--- SOURCE DATA ---
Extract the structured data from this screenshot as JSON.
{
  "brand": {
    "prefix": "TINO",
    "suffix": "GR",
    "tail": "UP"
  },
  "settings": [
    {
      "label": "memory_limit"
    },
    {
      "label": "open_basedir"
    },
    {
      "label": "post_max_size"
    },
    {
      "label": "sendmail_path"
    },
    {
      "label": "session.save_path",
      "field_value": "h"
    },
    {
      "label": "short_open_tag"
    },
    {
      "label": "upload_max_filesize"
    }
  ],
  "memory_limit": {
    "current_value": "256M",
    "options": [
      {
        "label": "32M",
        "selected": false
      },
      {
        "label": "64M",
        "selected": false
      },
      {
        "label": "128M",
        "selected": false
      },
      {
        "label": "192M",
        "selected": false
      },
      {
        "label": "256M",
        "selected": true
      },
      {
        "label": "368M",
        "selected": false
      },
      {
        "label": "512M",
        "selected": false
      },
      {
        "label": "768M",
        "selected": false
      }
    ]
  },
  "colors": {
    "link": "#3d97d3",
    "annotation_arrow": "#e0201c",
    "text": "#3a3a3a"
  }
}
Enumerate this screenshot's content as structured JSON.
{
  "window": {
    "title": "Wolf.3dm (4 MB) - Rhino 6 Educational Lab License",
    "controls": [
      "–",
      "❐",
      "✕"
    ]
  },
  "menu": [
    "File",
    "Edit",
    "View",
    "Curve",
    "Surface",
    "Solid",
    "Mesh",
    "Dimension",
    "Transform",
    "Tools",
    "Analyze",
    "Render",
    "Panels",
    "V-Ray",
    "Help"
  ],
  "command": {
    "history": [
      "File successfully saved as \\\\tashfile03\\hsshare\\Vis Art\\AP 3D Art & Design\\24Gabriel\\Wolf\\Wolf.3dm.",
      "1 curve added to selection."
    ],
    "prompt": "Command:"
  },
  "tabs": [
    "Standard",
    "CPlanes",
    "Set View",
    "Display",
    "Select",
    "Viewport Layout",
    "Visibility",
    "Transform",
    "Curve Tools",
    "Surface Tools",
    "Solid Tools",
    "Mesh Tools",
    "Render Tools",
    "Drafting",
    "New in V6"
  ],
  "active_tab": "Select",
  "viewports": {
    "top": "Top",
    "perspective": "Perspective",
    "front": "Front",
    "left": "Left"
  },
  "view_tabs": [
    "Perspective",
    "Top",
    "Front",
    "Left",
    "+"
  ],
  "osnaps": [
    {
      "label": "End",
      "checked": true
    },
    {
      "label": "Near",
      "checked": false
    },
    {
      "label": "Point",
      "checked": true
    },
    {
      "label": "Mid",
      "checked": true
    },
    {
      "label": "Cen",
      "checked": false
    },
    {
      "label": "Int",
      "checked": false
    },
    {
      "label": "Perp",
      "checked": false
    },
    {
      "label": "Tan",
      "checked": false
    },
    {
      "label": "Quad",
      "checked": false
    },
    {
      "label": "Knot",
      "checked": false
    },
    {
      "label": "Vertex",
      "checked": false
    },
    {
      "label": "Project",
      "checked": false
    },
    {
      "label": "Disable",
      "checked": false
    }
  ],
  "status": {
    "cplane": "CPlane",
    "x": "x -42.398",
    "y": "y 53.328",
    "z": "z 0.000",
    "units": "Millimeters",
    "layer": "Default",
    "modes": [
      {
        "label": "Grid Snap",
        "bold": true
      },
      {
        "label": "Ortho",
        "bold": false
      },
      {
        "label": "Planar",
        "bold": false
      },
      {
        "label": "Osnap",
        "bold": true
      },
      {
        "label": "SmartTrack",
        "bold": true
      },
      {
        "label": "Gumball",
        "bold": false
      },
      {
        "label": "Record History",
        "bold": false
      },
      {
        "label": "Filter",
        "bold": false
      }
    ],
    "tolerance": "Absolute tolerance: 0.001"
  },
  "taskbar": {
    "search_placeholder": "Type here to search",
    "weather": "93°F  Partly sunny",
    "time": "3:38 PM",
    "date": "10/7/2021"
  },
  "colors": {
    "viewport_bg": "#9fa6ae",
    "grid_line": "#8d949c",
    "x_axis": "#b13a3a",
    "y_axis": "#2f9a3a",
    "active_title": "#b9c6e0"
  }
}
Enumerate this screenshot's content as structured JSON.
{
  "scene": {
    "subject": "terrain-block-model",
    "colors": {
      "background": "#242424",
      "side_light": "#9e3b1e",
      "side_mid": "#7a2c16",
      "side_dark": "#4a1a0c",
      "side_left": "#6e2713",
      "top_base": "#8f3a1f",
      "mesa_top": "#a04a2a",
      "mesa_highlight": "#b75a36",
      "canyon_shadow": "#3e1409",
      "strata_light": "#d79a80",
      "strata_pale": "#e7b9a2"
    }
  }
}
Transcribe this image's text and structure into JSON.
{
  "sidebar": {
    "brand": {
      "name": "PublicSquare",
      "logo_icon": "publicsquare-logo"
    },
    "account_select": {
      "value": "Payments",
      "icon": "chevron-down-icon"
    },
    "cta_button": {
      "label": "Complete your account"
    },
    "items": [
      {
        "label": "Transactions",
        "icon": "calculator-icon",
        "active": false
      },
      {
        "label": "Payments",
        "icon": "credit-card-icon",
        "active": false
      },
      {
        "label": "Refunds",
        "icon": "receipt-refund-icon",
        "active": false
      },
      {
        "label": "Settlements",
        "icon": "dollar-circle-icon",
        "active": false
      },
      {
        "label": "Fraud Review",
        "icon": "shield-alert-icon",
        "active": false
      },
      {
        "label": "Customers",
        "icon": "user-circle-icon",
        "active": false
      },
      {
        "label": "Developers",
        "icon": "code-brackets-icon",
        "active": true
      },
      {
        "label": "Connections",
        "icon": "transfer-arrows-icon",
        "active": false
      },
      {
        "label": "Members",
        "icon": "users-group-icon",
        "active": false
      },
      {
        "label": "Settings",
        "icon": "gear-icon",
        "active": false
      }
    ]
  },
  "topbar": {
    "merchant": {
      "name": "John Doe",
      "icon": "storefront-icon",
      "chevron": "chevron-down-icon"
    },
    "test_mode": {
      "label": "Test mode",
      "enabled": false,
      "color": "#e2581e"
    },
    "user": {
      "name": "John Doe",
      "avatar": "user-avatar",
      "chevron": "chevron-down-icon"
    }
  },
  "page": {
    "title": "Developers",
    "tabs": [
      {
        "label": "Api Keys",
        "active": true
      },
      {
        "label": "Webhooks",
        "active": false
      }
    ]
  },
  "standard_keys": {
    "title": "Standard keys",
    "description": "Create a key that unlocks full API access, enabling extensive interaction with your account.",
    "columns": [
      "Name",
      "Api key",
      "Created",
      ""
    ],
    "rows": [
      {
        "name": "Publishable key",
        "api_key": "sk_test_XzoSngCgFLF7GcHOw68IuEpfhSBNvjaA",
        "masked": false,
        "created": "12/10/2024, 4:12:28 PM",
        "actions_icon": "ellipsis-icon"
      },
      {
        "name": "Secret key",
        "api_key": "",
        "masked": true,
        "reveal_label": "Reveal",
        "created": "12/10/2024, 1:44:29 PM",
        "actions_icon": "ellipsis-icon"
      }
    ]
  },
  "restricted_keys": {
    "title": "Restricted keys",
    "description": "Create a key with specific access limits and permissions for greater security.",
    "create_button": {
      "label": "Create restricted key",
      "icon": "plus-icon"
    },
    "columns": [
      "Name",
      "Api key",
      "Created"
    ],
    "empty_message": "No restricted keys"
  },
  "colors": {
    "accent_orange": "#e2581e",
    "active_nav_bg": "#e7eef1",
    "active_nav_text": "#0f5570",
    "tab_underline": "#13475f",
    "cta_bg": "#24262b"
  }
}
---
#### [TASK DETAILS]
All entries shown above should be printed again exactly.

#### [OUTPUT OF THE TASK]
Extract the structured data from this screenshot as JSON.
{
  "brand": {
    "prefix": "TINO",
    "suffix": "GR",
    "tail": "UP"
  },
  "settings": [
    {
      "label": "memory_limit"
    },
    {
      "label": "open_basedir"
    },
    {
      "label": "post_max_size"
    },
    {
      "label": "sendmail_path"
    },
    {
      "label": "session.save_path",
      "field_value": "h"
    },
    {
      "label": "short_open_tag"
    },
    {
      "label": "upload_max_filesize"
    }
  ],
  "memory_limit": {
    "current_value": "256M",
    "options": [
      {
        "label": "32M",
        "selected": false
      },
      {
        "label": "64M",
        "selected": false
      },
      {
        "label": "128M",
        "selected": false
      },
      {
        "label": "192M",
        "selected": false
      },
      {
        "label": "256M",
        "selected": true
      },
      {
        "label": "368M",
        "selected": false
      },
      {
        "label": "512M",
        "selected": false
      },
      {
        "label": "768M",
        "selected": false
      }
    ]
  },
  "colors": {
    "link": "#3d97d3",
    "annotation_arrow": "#e0201c",
    "text": "#3a3a3a"
  }
}
Enumerate this screenshot's content as structured JSON.
{
  "window": {
    "title": "Wolf.3dm (4 MB) - Rhino 6 Educational Lab License",
    "controls": [
      "–",
      "❐",
      "✕"
    ]
  },
  "menu": [
    "File",
    "Edit",
    "View",
    "Curve",
    "Surface",
    "Solid",
    "Mesh",
    "Dimension",
    "Transform",
    "Tools",
    "Analyze",
    "Render",
    "Panels",
    "V-Ray",
    "Help"
  ],
  "command": {
    "history": [
      "File successfully saved as \\\\tashfile03\\hsshare\\Vis Art\\AP 3D Art & Design\\24Gabriel\\Wolf\\Wolf.3dm.",
      "1 curve added to selection."
    ],
    "prompt": "Command:"
  },
  "tabs": [
    "Standard",
    "CPlanes",
    "Set View",
    "Display",
    "Select",
    "Viewport Layout",
    "Visibility",
    "Transform",
    "Curve Tools",
    "Surface Tools",
    "Solid Tools",
    "Mesh Tools",
    "Render Tools",
    "Drafting",
    "New in V6"
  ],
  "active_tab": "Select",
  "viewports": {
    "top": "Top",
    "perspective": "Perspective",
    "front": "Front",
    "left": "Left"
  },
  "view_tabs": [
    "Perspective",
    "Top",
    "Front",
    "Left",
    "+"
  ],
  "osnaps": [
    {
      "label": "End",
      "checked": true
    },
    {
      "label": "Near",
      "checked": false
    },
    {
      "label": "Point",
      "checked": true
    },
    {
      "label": "Mid",
      "checked": true
    },
    {
      "label": "Cen",
      "checked": false
    },
    {
      "label": "Int",
      "checked": false
    },
    {
      "label": "Perp",
      "checked": false
    },
    {
      "label": "Tan",
      "checked": false
    },
    {
      "label": "Quad",
      "checked": false
    },
    {
      "label": "Knot",
      "checked": false
    },
    {
      "label": "Vertex",
      "checked": false
    },
    {
      "label": "Project",
      "checked": false
    },
    {
      "label": "Disable",
      "checked": false
    }
  ],
  "status": {
    "cplane": "CPlane",
    "x": "x -42.398",
    "y": "y 53.328",
    "z": "z 0.000",
    "units": "Millimeters",
    "layer": "Default",
    "modes": [
      {
        "label": "Grid Snap",
        "bold": true
      },
      {
        "label": "Ortho",
        "bold": false
      },
      {
        "label": "Planar",
        "bold": false
      },
      {
        "label": "Osnap",
        "bold": true
      },
      {
        "label": "SmartTrack",
        "bold": true
      },
      {
        "label": "Gumball",
        "bold": false
      },
      {
        "label": "Record History",
        "bold": false
      },
      {
        "label": "Filter",
        "bold": false
      }
    ],
    "tolerance": "Absolute tolerance: 0.001"
  },
  "taskbar": {
    "search_placeholder": "Type here to search",
    "weather": "93°F  Partly sunny",
    "time": "3:38 PM",
    "date": "10/7/2021"
  },
  "colors": {
    "viewport_bg": "#9fa6ae",
    "grid_line": "#8d949c",
    "x_axis": "#b13a3a",
    "y_axis": "#2f9a3a",
    "active_title": "#b9c6e0"
  }
}
Enumerate this screenshot's content as structured JSON.
{
  "scene": {
    "subject": "terrain-block-model",
    "colors": {
      "background": "#242424",
      "side_light": "#9e3b1e",
      "side_mid": "#7a2c16",
      "side_dark": "#4a1a0c",
      "side_left": "#6e2713",
      "top_base": "#8f3a1f",
      "mesa_top": "#a04a2a",
      "mesa_highlight": "#b75a36",
      "canyon_shadow": "#3e1409",
      "strata_light": "#d79a80",
      "strata_pale": "#e7b9a2"
    }
  }
}
Transcribe this image's text and structure into JSON.
{
  "sidebar": {
    "brand": {
      "name": "PublicSquare",
      "logo_icon": "publicsquare-logo"
    },
    "account_select": {
      "value": "Payments",
      "icon": "chevron-down-icon"
    },
    "cta_button": {
      "label": "Complete your account"
    },
    "items": [
      {
        "label": "Transactions",
        "icon": "calculator-icon",
        "active": false
      },
      {
        "label": "Payments",
        "icon": "credit-card-icon",
        "active": false
      },
      {
        "label": "Refunds",
        "icon": "receipt-refund-icon",
        "active": false
      },
      {
        "label": "Settlements",
        "icon": "dollar-circle-icon",
        "active": false
      },
      {
        "label": "Fraud Review",
        "icon": "shield-alert-icon",
        "active": false
      },
      {
        "label": "Customers",
        "icon": "user-circle-icon",
        "active": false
      },
      {
        "label": "Developers",
        "icon": "code-brackets-icon",
        "active": true
      },
      {
        "label": "Connections",
        "icon": "transfer-arrows-icon",
        "active": false
      },
      {
        "label": "Members",
        "icon": "users-group-icon",
        "active": false
      },
      {
        "label": "Settings",
        "icon": "gear-icon",
        "active": false
      }
    ]
  },
  "topbar": {
    "merchant": {
      "name": "John Doe",
      "icon": "storefront-icon",
      "chevron": "chevron-down-icon"
    },
    "test_mode": {
      "label": "Test mode",
      "enabled": false,
      "color": "#e2581e"
    },
    "user": {
      "name": "John Doe",
      "avatar": "user-avatar",
      "chevron": "chevron-down-icon"
    }
  },
  "page": {
    "title": "Developers",
    "tabs": [
      {
        "label": "Api Keys",
        "active": true
      },
      {
        "label": "Webhooks",
        "active": false
      }
    ]
  },
  "standard_keys": {
    "title": "Standard keys",
    "description": "Create a key that unlocks full API access, enabling extensive interaction with your account.",
    "columns": [
      "Name",
      "Api key",
      "Created",
      ""
    ],
    "rows": [
      {
        "name": "Publishable key",
        "api_key": "sk_test_XzoSngCgFLF7GcHOw68IuEpfhSBNvjaA",
        "masked": false,
        "created": "12/10/2024, 4:12:28 PM",
        "actions_icon": "ellipsis-icon"
      },
      {
        "name": "Secret key",
        "api_key": "",
        "masked": true,
        "reveal_label": "Reveal",
        "created": "12/10/2024, 1:44:29 PM",
        "actions_icon": "ellipsis-icon"
      }
    ]
  },
  "restricted_keys": {
    "title": "Restricted keys",
    "description": "Create a key with specific access limits and permissions for greater security.",
    "create_button": {
      "label": "Create restricted key",
      "icon": "plus-icon"
    },
    "columns": [
      "Name",
      "Api key",
      "Created"
    ],
    "empty_message": "No restricted keys"
  },
  "colors": {
    "accent_orange": "#e2581e",
    "active_nav_bg": "#e7eef1",
    "active_nav_text": "#0f5570",
    "tab_underline": "#13475f",
    "cta_bg": "#24262b"
  }
}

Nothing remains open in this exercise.